• [Problem to work on]: All of the records below should be output exactly.

• [Source records]:
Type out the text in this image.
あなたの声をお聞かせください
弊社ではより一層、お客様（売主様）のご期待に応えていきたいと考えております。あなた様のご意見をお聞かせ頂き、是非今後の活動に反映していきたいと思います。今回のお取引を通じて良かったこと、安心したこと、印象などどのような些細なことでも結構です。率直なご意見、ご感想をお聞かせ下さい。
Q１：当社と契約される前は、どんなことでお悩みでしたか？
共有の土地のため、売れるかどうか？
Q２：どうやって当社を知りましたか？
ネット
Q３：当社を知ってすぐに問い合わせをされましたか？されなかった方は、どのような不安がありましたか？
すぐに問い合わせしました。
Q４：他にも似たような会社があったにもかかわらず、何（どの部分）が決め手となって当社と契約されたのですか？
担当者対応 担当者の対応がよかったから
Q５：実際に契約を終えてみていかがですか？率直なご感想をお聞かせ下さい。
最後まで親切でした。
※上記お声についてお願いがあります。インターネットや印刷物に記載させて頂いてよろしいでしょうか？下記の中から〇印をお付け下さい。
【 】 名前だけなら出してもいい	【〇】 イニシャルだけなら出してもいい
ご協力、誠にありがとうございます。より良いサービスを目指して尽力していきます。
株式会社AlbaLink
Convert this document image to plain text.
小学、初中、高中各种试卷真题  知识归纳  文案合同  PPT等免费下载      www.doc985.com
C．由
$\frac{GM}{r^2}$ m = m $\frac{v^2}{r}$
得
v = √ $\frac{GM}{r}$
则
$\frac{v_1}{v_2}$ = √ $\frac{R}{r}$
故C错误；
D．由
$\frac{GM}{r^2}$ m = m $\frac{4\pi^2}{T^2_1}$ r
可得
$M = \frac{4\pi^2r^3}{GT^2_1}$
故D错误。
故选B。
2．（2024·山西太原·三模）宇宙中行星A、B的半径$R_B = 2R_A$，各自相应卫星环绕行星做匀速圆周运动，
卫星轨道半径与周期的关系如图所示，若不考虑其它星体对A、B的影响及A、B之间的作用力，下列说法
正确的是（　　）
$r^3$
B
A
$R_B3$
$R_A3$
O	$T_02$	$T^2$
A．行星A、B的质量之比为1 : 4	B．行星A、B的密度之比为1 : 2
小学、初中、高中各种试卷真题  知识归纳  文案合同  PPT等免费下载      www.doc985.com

• [The completed task]:
Type out the text in this image.
あなたの声をお聞かせください
弊社ではより一層、お客様（売主様）のご期待に応えていきたいと考えております。あなた様のご意見をお聞かせ頂き、是非今後の活動に反映していきたいと思います。今回のお取引を通じて良かったこと、安心したこと、印象などどのような些細なことでも結構です。率直なご意見、ご感想をお聞かせ下さい。
Q１：当社と契約される前は、どんなことでお悩みでしたか？
共有の土地のため、売れるかどうか？
Q２：どうやって当社を知りましたか？
ネット
Q３：当社を知ってすぐに問い合わせをされましたか？されなかった方は、どのような不安がありましたか？
すぐに問い合わせしました。
Q４：他にも似たような会社があったにもかかわらず、何（どの部分）が決め手となって当社と契約されたのですか？
担当者対応 担当者の対応がよかったから
Q５：実際に契約を終えてみていかがですか？率直なご感想をお聞かせ下さい。
最後まで親切でした。
※上記お声についてお願いがあります。インターネットや印刷物に記載させて頂いてよろしいでしょうか？下記の中から〇印をお付け下さい。
【 】 名前だけなら出してもいい	【〇】 イニシャルだけなら出してもいい
ご協力、誠にありがとうございます。より良いサービスを目指して尽力していきます。
株式会社AlbaLink
Convert this document image to plain text.
小学、初中、高中各种试卷真题  知识归纳  文案合同  PPT等免费下载      www.doc985.com
C．由
$\frac{GM}{r^2}$ m = m $\frac{v^2}{r}$
得
v = √ $\frac{GM}{r}$
则
$\frac{v_1}{v_2}$ = √ $\frac{R}{r}$
故C错误；
D．由
$\frac{GM}{r^2}$ m = m $\frac{4\pi^2}{T^2_1}$ r
可得
$M = \frac{4\pi^2r^3}{GT^2_1}$
故D错误。
故选B。
2．（2024·山西太原·三模）宇宙中行星A、B的半径$R_B = 2R_A$，各自相应卫星环绕行星做匀速圆周运动，
卫星轨道半径与周期的关系如图所示，若不考虑其它星体对A、B的影响及A、B之间的作用力，下列说法
正确的是（　　）
$r^3$
B
A
$R_B3$
$R_A3$
O	$T_02$	$T^2$
A．行星A、B的质量之比为1 : 4	B．行星A、B的密度之比为1 : 2
小学、初中、高中各种试卷真题  知识归纳  文案合同  PPT等免费下载      www.doc985.com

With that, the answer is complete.